Dataset records on visual material
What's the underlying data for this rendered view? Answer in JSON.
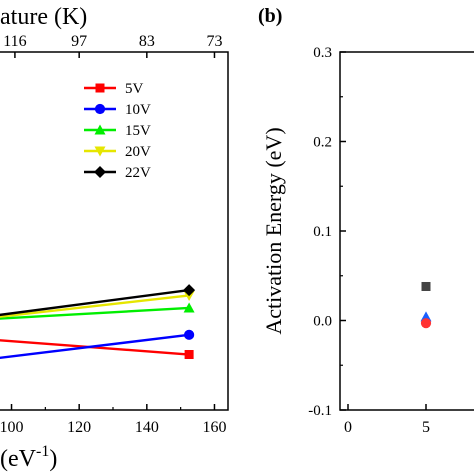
{
  "panel_a": {
    "top_axis_label": "ature (K)",
    "bottom_axis_label_prefix": "(eV",
    "bottom_axis_label_sup": "-1",
    "bottom_axis_label_suffix": ")"
  },
  "panel_b": {
    "panel_label": "(b)"
  },
  "chart_data": [
    {
      "type": "line",
      "panel": "a",
      "x_range": [
        96,
        164
      ],
      "y_range": [
        0,
        100
      ],
      "x_ticks": [
        {
          "value": 100,
          "label": "100"
        },
        {
          "value": 120,
          "label": "120"
        },
        {
          "value": 140,
          "label": "140"
        },
        {
          "value": 160,
          "label": "160"
        }
      ],
      "top_ticks": [
        {
          "value": 101,
          "label": "116"
        },
        {
          "value": 120,
          "label": "97"
        },
        {
          "value": 140,
          "label": "83"
        },
        {
          "value": 160,
          "label": "73"
        }
      ],
      "xlabel_visible": "(eV-1)",
      "top_label_visible": "ature (K)",
      "grid": false,
      "legend_position": "top-right",
      "series": [
        {
          "name": "5V",
          "color": "#ff0000",
          "marker": "square",
          "x": [
            96,
            152.5
          ],
          "y": [
            19.5,
            15.5
          ]
        },
        {
          "name": "10V",
          "color": "#0000ff",
          "marker": "circle",
          "x": [
            96,
            152.5
          ],
          "y": [
            14.5,
            21.0
          ]
        },
        {
          "name": "15V",
          "color": "#00ee00",
          "marker": "triangle-up",
          "x": [
            96,
            152.5
          ],
          "y": [
            25.5,
            28.5
          ]
        },
        {
          "name": "20V",
          "color": "#e6e600",
          "marker": "triangle-down",
          "x": [
            96,
            152.5
          ],
          "y": [
            26.0,
            32.0
          ]
        },
        {
          "name": "22V",
          "color": "#000000",
          "marker": "diamond",
          "x": [
            96,
            152.5
          ],
          "y": [
            26.5,
            33.5
          ]
        }
      ]
    },
    {
      "type": "scatter",
      "panel": "b",
      "ylabel": "Activation Energy (eV)",
      "y_range": [
        -0.1,
        0.3
      ],
      "x_range": [
        0,
        8
      ],
      "y_ticks": [
        {
          "value": 0.3,
          "label": "0.3"
        },
        {
          "value": 0.2,
          "label": "0.2"
        },
        {
          "value": 0.1,
          "label": "0.1"
        },
        {
          "value": 0.0,
          "label": "0.0"
        },
        {
          "value": -0.1,
          "label": "-0.1"
        }
      ],
      "x_ticks": [
        {
          "value": 0,
          "label": "0"
        },
        {
          "value": 5,
          "label": "5"
        }
      ],
      "grid": false,
      "points": [
        {
          "x": 5,
          "y": 0.038,
          "color": "#444444",
          "marker": "square"
        },
        {
          "x": 5,
          "y": 0.004,
          "color": "#1a5fff",
          "marker": "triangle-up"
        },
        {
          "x": 5,
          "y": -0.003,
          "color": "#ff3333",
          "marker": "circle"
        }
      ]
    }
  ]
}
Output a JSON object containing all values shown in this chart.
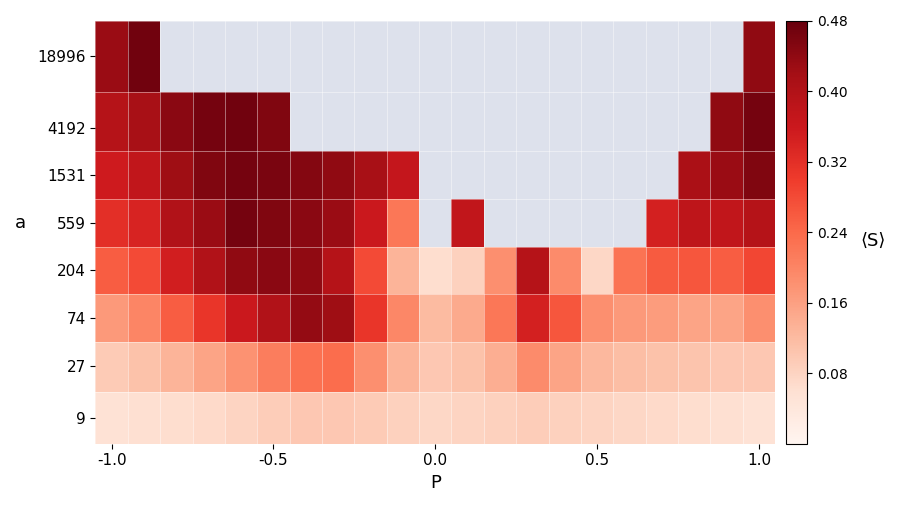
{
  "y_labels": [
    9,
    27,
    74,
    204,
    559,
    1531,
    4192,
    18996
  ],
  "x_values": [
    -1.0,
    -0.9,
    -0.8,
    -0.7,
    -0.6,
    -0.5,
    -0.4,
    -0.3,
    -0.2,
    -0.1,
    0.0,
    0.1,
    0.2,
    0.3,
    0.4,
    0.5,
    0.6,
    0.7,
    0.8,
    0.9,
    1.0
  ],
  "xlabel": "P",
  "ylabel": "a",
  "colorbar_label": "⟨S⟩",
  "vmin": 0.0,
  "vmax": 0.48,
  "colorbar_ticks": [
    0.08,
    0.16,
    0.24,
    0.32,
    0.4,
    0.48
  ],
  "nan_color": "#dde1ec",
  "data": [
    [
      0.055,
      0.06,
      0.065,
      0.07,
      0.08,
      0.09,
      0.1,
      0.1,
      0.095,
      0.085,
      0.075,
      0.08,
      0.085,
      0.09,
      0.085,
      0.08,
      0.075,
      0.07,
      0.065,
      0.06,
      0.055
    ],
    [
      0.095,
      0.11,
      0.13,
      0.155,
      0.18,
      0.21,
      0.23,
      0.235,
      0.185,
      0.13,
      0.1,
      0.11,
      0.14,
      0.19,
      0.155,
      0.125,
      0.115,
      0.11,
      0.105,
      0.1,
      0.1
    ],
    [
      0.17,
      0.2,
      0.255,
      0.31,
      0.36,
      0.4,
      0.435,
      0.425,
      0.31,
      0.195,
      0.12,
      0.145,
      0.22,
      0.345,
      0.265,
      0.185,
      0.17,
      0.165,
      0.155,
      0.155,
      0.185
    ],
    [
      0.255,
      0.28,
      0.35,
      0.4,
      0.44,
      0.445,
      0.44,
      0.395,
      0.28,
      0.13,
      0.065,
      0.085,
      0.185,
      0.395,
      0.19,
      0.075,
      0.225,
      0.26,
      0.265,
      0.255,
      0.285
    ],
    [
      0.32,
      0.34,
      0.4,
      0.43,
      0.465,
      0.455,
      0.445,
      0.43,
      0.36,
      0.22,
      null,
      0.375,
      null,
      null,
      null,
      null,
      null,
      0.345,
      0.38,
      0.375,
      0.395
    ],
    [
      0.355,
      0.375,
      0.425,
      0.455,
      0.465,
      0.46,
      0.45,
      0.44,
      0.415,
      0.37,
      null,
      null,
      null,
      null,
      null,
      null,
      null,
      null,
      0.41,
      0.43,
      0.455
    ],
    [
      0.395,
      0.415,
      0.445,
      0.465,
      0.47,
      0.455,
      null,
      null,
      null,
      null,
      null,
      null,
      null,
      null,
      null,
      null,
      null,
      null,
      null,
      0.44,
      0.465
    ],
    [
      0.43,
      0.47,
      null,
      null,
      null,
      null,
      null,
      null,
      null,
      null,
      null,
      null,
      null,
      null,
      null,
      null,
      null,
      null,
      null,
      null,
      0.44
    ]
  ],
  "figsize": [
    9.0,
    5.07
  ],
  "dpi": 100
}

■ Set problem: Exclude the pictures and repeat every other part of the records word for word.

■ Written answer:
What's the underlying data for this rendered view? Answer in JSON.
{
  "panel_a": {
    "top_axis_label": "ature (K)",
    "bottom_axis_label_prefix": "(eV",
    "bottom_axis_label_sup": "-1",
    "bottom_axis_label_suffix": ")"
  },
  "panel_b": {
    "panel_label": "(b)"
  },
  "chart_data": [
    {
      "type": "line",
      "panel": "a",
      "x_range": [
        96,
        164
      ],
      "y_range": [
        0,
        100
      ],
      "x_ticks": [
        {
          "value": 100,
          "label": "100"
        },
        {
          "value": 120,
          "label": "120"
        },
        {
          "value": 140,
          "label": "140"
        },
        {
          "value": 160,
          "label": "160"
        }
      ],
      "top_ticks": [
        {
          "value": 101,
          "label": "116"
        },
        {
          "value": 120,
          "label": "97"
        },
        {
          "value": 140,
          "label": "83"
        },
        {
          "value": 160,
          "label": "73"
        }
      ],
      "xlabel_visible": "(eV-1)",
      "top_label_visible": "ature (K)",
      "grid": false,
      "legend_position": "top-right",
      "series": [
        {
          "name": "5V",
          "color": "#ff0000",
          "marker": "square",
          "x": [
            96,
            152.5
          ],
          "y": [
            19.5,
            15.5
          ]
        },
        {
          "name": "10V",
          "color": "#0000ff",
          "marker": "circle",
          "x": [
            96,
            152.5
          ],
          "y": [
            14.5,
            21.0
          ]
        },
        {
          "name": "15V",
          "color": "#00ee00",
          "marker": "triangle-up",
          "x": [
            96,
            152.5
          ],
          "y": [
            25.5,
            28.5
          ]
        },
        {
          "name": "20V",
          "color": "#e6e600",
          "marker": "triangle-down",
          "x": [
            96,
            152.5
          ],
          "y": [
            26.0,
            32.0
          ]
        },
        {
          "name": "22V",
          "color": "#000000",
          "marker": "diamond",
          "x": [
            96,
            152.5
          ],
          "y": [
            26.5,
            33.5
          ]
        }
      ]
    },
    {
      "type": "scatter",
      "panel": "b",
      "ylabel": "Activation Energy (eV)",
      "y_range": [
        -0.1,
        0.3
      ],
      "x_range": [
        0,
        8
      ],
      "y_ticks": [
        {
          "value": 0.3,
          "label": "0.3"
        },
        {
          "value": 0.2,
          "label": "0.2"
        },
        {
          "value": 0.1,
          "label": "0.1"
        },
        {
          "value": 0.0,
          "label": "0.0"
        },
        {
          "value": -0.1,
          "label": "-0.1"
        }
      ],
      "x_ticks": [
        {
          "value": 0,
          "label": "0"
        },
        {
          "value": 5,
          "label": "5"
        }
      ],
      "grid": false,
      "points": [
        {
          "x": 5,
          "y": 0.038,
          "color": "#444444",
          "marker": "square"
        },
        {
          "x": 5,
          "y": 0.004,
          "color": "#1a5fff",
          "marker": "triangle-up"
        },
        {
          "x": 5,
          "y": -0.003,
          "color": "#ff3333",
          "marker": "circle"
        }
      ]
    }
  ]
}
Output a JSON object containing all values shown in this chart.
{
  "y_labels": [
    9,
    27,
    74,
    204,
    559,
    1531,
    4192,
    18996
  ],
  "x_values": [
    -1.0,
    -0.9,
    -0.8,
    -0.7,
    -0.6,
    -0.5,
    -0.4,
    -0.3,
    -0.2,
    -0.1,
    0.0,
    0.1,
    0.2,
    0.3,
    0.4,
    0.5,
    0.6,
    0.7,
    0.8,
    0.9,
    1.0
  ],
  "xlabel": "P",
  "ylabel": "a",
  "colorbar_label": "⟨S⟩",
  "vmin": 0.0,
  "vmax": 0.48,
  "colorbar_ticks": [
    0.08,
    0.16,
    0.24,
    0.32,
    0.4,
    0.48
  ],
  "nan_color": "#dde1ec",
  "data": [
    [
      0.055,
      0.06,
      0.065,
      0.07,
      0.08,
      0.09,
      0.1,
      0.1,
      0.095,
      0.085,
      0.075,
      0.08,
      0.085,
      0.09,
      0.085,
      0.08,
      0.075,
      0.07,
      0.065,
      0.06,
      0.055
    ],
    [
      0.095,
      0.11,
      0.13,
      0.155,
      0.18,
      0.21,
      0.23,
      0.235,
      0.185,
      0.13,
      0.1,
      0.11,
      0.14,
      0.19,
      0.155,
      0.125,
      0.115,
      0.11,
      0.105,
      0.1,
      0.1
    ],
    [
      0.17,
      0.2,
      0.255,
      0.31,
      0.36,
      0.4,
      0.435,
      0.425,
      0.31,
      0.195,
      0.12,
      0.145,
      0.22,
      0.345,
      0.265,
      0.185,
      0.17,
      0.165,
      0.155,
      0.155,
      0.185
    ],
    [
      0.255,
      0.28,
      0.35,
      0.4,
      0.44,
      0.445,
      0.44,
      0.395,
      0.28,
      0.13,
      0.065,
      0.085,
      0.185,
      0.395,
      0.19,
      0.075,
      0.225,
      0.26,
      0.265,
      0.255,
      0.285
    ],
    [
      0.32,
      0.34,
      0.4,
      0.43,
      0.465,
      0.455,
      0.445,
      0.43,
      0.36,
      0.22,
      null,
      0.375,
      null,
      null,
      null,
      null,
      null,
      0.345,
      0.38,
      0.375,
      0.395
    ],
    [
      0.355,
      0.375,
      0.425,
      0.455,
      0.465,
      0.46,
      0.45,
      0.44,
      0.415,
      0.37,
      null,
      null,
      null,
      null,
      null,
      null,
      null,
      null,
      0.41,
      0.43,
      0.455
    ],
    [
      0.395,
      0.415,
      0.445,
      0.465,
      0.47,
      0.455,
      null,
      null,
      null,
      null,
      null,
      null,
      null,
      null,
      null,
      null,
      null,
      null,
      null,
      0.44,
      0.465
    ],
    [
      0.43,
      0.47,
      null,
      null,
      null,
      null,
      null,
      null,
      null,
      null,
      null,
      null,
      null,
      null,
      null,
      null,
      null,
      null,
      null,
      null,
      0.44
    ]
  ],
  "figsize": [
    9.0,
    5.07
  ],
  "dpi": 100
}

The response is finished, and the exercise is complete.